Search the listing below for "legend". Copy each matching line.
[start]
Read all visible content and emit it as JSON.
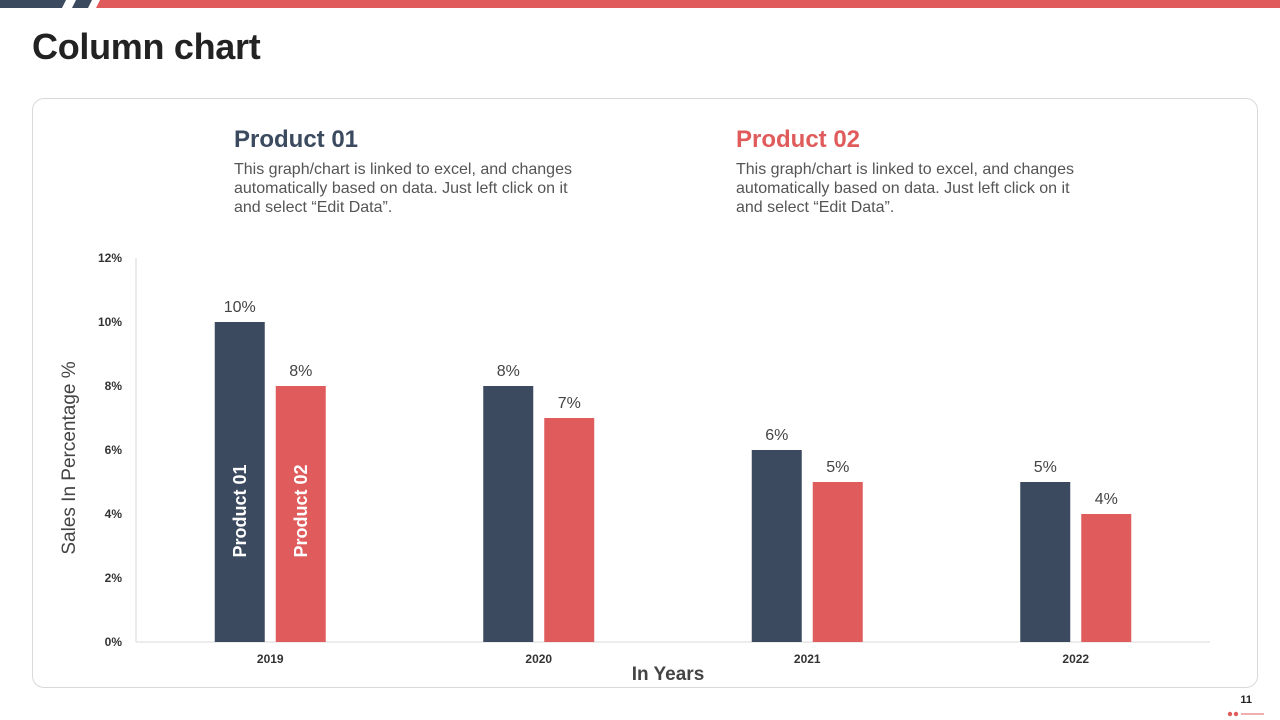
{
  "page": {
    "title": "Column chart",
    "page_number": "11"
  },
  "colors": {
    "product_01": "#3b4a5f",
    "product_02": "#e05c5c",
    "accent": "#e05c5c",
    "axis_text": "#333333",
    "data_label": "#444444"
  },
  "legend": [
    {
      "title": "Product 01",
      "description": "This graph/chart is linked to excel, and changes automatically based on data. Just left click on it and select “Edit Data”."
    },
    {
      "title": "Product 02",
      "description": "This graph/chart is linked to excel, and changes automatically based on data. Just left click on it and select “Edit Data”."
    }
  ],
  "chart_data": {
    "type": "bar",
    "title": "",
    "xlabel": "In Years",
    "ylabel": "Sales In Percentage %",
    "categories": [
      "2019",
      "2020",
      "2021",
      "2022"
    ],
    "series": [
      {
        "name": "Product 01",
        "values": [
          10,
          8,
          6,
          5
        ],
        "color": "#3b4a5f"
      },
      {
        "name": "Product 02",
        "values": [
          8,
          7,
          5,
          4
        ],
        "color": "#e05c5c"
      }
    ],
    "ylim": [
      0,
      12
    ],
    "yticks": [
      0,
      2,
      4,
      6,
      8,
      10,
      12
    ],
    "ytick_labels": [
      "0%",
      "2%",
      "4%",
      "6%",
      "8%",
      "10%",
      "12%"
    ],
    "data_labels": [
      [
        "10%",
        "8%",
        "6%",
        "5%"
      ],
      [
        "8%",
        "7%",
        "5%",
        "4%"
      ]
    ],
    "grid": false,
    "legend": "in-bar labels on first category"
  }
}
[end]
### WRITTEN RESPONSE
  "legend": [
    "legend": "in-bar labels on first category"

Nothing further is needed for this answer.